[TASKS AND EXERCISES]
A) In the page extract on IntuView, why can the word "suit" carry different meanings?
B) List every kind of implicit information about a name's bearer that, according to the page extract on IntuView, extra-linguistic knowledge provides.

[PAGE EXTRACT]
The "Artificial Intuition" embedded in IntuView is based on algorithms that apply to input of unstructured texts the aggregated comprehension by seasoned experts regarding texts of the same domain used in training.IntuView has extended the concept of "data mining" to "meaning mining". The essence of this concept is to extract not only the prima facie identification of a word or string of words in a text, but to expand the identification to include implicit context-dependent and culture-dependent information or "hermeneutics" of the text.

 

Thus, a word or quote in a text may "mean" something that even contradicts the ostensible definition of that text. IntuView relies on the identification of the general domain of the document and a sophisticated domain-specific ontology to extract the meaning beyond the text. The human reader reaches “intuitive” conclusions - even by perfunctory reading - regarding the authorship and intent of a given text, inferring them from previous experience with similar texts or from extra-linguistic knowledge relevant to the text. Then as he accumulates more information through other features (statements, spelling, references) in the text, he either strengthens his confidence in the initial interpretation or changes it. These intuitive conclusions are part of what the Nobel Laureate, Prof. Daniel Kahneman called “fast thinking” – a judgment process that operates automatically and quickly, with little or no effort and no sense of voluntary control. An example of such "intuitive" understanding is as follows: A person who is accustomed to reading two newspapers may be shown two articles retyped with the same font, he would most likely identify the authorship by vocabulary, style, and other features. Frequently, if asked, he would be hard put to explain his judgment. Extra-linguistic knowledge also provides us implicit information on a name’s bearer: gender, ethnicity, tribal and family relations, nicknames, status, religious affiliation and even age. We expect a person by the name of Nigel to be British and not American. We would also expect a person by the name of “Ethyl”, “Doris” or “Dorothy” to be an elderly woman. Indeed, the first two names are far more common in the UK than in the US and the two latter were more common in the 1930’s and decreased in popularity since. The same words or allusions may have different meanings (polysemes) according to the target audience, the domain and the context of the surrounding text. The word "suit" in a legal text may refer to a legal petition, in a catalogue of a store; it would probably refer to a garment. It can also mean an effort to win the heart of a woman. References to famous historical events mean different things to the different sides.

 

The IntuView technology extracts such implicit meaning from a text or the hermeneutics of the text. It employs the relationship between lexical instances in the text and ontology - graph of unique language-independent concepts and entities that define the precise meaning and features of each element and maps the semantic relationship between them.

[ENTRIES SUPPLIED]
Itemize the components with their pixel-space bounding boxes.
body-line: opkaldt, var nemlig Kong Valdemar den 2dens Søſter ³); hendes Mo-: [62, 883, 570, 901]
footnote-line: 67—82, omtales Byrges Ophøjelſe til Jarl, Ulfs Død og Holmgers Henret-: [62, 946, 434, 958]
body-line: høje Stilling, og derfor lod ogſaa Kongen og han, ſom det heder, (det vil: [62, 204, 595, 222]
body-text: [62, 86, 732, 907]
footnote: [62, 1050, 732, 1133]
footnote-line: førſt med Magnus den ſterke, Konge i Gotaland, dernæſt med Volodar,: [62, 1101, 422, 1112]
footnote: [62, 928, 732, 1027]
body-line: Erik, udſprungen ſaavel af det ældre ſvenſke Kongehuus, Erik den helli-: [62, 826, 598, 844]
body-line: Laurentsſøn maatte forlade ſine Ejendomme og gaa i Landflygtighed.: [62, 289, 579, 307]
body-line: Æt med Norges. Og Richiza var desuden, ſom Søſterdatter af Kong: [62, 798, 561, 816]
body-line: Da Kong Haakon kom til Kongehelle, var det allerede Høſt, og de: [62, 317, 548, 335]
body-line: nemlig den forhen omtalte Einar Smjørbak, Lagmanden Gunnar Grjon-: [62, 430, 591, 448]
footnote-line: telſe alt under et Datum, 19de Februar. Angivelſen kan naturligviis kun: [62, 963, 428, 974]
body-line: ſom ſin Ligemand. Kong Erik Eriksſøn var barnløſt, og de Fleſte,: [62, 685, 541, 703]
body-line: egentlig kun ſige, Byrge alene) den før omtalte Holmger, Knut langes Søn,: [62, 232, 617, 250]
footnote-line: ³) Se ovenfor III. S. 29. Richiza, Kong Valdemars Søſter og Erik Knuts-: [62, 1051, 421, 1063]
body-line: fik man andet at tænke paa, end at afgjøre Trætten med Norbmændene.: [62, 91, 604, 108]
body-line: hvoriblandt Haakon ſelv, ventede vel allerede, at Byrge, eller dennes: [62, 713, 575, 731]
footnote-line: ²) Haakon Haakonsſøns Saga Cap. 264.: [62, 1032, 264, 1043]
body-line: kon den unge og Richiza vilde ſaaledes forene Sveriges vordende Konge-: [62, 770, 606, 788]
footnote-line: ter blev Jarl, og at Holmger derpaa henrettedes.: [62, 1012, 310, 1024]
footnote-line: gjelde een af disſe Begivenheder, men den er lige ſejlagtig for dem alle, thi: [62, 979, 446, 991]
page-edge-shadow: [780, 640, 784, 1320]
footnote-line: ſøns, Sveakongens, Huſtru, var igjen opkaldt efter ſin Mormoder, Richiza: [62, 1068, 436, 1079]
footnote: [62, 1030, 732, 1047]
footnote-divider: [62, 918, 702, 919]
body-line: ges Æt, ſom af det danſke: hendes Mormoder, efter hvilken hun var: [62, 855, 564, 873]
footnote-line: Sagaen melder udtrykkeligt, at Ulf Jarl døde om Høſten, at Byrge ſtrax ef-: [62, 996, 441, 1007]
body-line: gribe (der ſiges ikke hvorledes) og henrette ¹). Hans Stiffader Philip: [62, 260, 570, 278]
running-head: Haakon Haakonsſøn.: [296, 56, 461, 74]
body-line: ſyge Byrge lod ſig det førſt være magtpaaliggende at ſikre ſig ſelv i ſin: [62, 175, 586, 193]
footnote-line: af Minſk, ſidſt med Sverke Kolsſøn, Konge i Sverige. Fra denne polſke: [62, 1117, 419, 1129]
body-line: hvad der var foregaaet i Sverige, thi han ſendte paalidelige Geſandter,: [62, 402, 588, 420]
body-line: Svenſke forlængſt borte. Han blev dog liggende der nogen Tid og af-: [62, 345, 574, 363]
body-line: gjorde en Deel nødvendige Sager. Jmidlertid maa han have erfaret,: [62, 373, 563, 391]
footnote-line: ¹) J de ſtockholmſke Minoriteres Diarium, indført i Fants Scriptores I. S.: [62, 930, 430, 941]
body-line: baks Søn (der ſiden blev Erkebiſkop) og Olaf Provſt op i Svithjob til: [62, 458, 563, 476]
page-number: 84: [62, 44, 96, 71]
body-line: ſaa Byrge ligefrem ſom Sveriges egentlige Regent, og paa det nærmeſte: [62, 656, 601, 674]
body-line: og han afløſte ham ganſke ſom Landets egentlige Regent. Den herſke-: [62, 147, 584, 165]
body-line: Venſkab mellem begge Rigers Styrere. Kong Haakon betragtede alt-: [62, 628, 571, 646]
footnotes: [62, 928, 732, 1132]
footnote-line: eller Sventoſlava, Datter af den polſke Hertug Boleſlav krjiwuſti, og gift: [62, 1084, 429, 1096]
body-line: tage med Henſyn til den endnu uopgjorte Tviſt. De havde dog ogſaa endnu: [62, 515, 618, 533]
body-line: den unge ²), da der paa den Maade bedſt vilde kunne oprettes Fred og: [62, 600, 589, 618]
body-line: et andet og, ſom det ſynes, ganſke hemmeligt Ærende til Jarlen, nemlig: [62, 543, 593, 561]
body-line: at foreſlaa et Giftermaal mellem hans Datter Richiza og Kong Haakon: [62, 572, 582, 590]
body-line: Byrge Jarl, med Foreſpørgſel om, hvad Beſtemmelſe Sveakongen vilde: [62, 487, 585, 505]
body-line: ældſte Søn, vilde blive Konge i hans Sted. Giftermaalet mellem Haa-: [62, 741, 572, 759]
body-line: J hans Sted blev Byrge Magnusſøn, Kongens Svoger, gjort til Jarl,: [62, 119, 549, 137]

[YOUR RESPONSES]
A) The same words can have different meanings (polysemes) depending on the target audience, the domain, and the context of the surrounding text. In a legal text "suit" may refer to a legal petition, and in a store catalogue it would probably refer to a garment. It can also mean an effort to win the heart of a woman.

B)
- Gender
- Ethnicity
- Tribal and family relations
- Nicknames
- Status
- Religious affiliation
- Age